■ DATA ENTRIES
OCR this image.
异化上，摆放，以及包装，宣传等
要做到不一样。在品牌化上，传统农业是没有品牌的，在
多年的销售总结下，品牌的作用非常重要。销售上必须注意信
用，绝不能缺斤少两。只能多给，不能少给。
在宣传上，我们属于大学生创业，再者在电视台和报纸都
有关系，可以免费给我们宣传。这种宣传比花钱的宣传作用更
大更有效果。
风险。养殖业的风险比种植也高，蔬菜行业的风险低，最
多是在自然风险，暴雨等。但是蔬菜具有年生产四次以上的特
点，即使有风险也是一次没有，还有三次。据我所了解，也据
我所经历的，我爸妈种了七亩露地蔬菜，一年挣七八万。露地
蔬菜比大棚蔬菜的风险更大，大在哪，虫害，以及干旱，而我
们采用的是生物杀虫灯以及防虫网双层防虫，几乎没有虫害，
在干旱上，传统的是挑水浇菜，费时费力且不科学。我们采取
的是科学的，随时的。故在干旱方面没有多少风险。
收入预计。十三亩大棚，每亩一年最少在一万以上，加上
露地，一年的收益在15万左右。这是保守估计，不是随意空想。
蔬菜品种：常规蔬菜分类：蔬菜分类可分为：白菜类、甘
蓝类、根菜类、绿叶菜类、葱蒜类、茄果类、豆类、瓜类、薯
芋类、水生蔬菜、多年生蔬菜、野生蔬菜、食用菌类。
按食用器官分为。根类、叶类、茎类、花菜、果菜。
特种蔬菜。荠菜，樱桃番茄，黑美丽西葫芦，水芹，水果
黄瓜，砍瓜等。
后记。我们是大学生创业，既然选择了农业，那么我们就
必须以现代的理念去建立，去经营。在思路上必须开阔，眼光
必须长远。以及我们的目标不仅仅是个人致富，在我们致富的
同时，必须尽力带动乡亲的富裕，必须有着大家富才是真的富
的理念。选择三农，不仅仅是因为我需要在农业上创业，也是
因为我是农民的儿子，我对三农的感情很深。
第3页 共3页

...

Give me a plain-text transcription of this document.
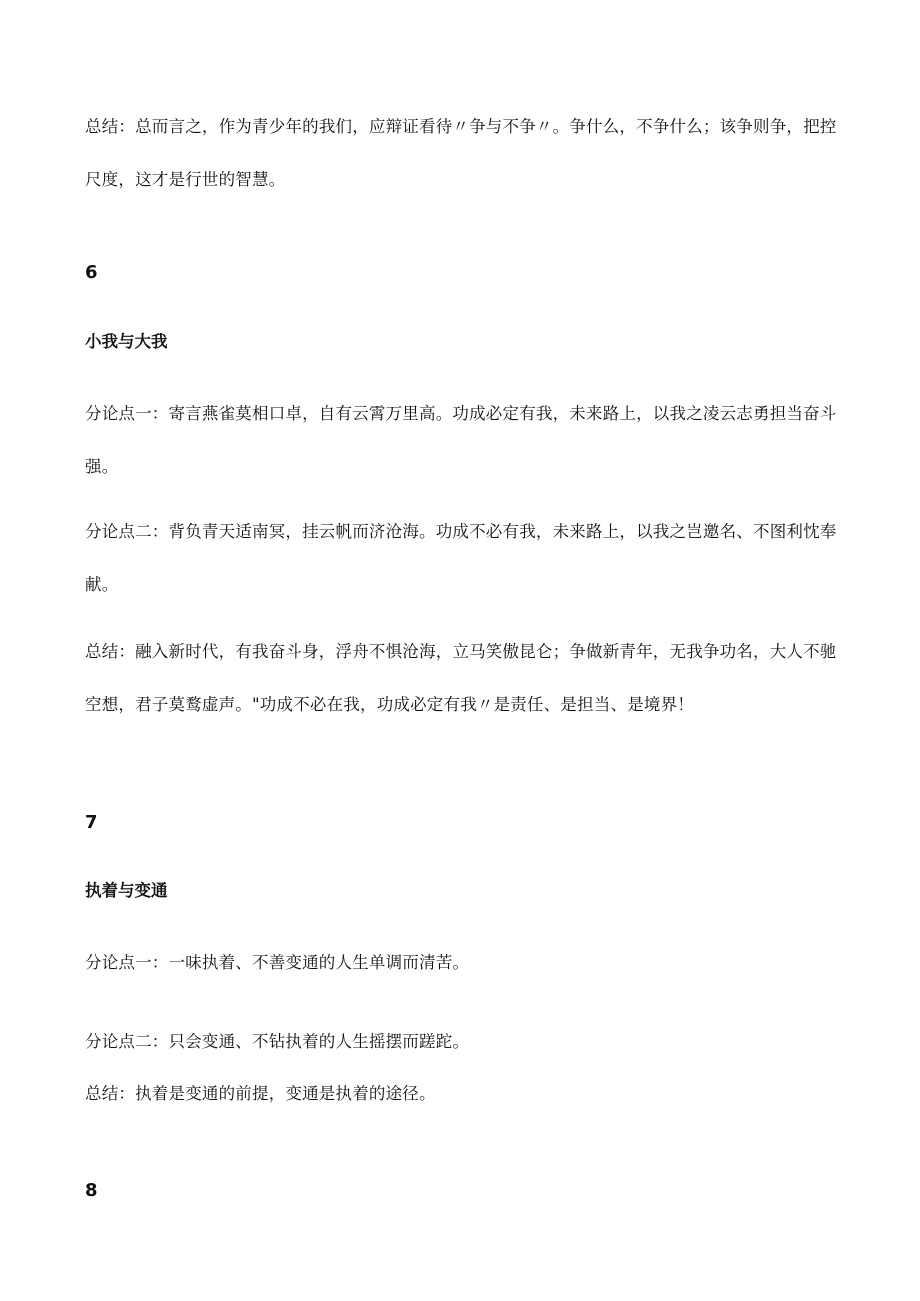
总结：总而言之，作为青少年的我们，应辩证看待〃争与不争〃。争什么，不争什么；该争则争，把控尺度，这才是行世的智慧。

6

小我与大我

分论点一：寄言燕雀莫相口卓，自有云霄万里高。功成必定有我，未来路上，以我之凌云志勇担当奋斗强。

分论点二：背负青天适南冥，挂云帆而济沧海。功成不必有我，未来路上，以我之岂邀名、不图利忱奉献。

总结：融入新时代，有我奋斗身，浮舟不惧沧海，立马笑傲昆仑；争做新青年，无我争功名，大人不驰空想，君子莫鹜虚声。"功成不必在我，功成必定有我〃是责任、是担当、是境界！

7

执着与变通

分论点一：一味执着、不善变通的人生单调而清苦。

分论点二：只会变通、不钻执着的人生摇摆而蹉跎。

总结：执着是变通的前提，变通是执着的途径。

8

■ WHAT NEEDS TO BE DONE
From the entries above, list each line with "this" in it.

■ RESPONSE
OCR this image.
Give me a plain-text transcription of this document.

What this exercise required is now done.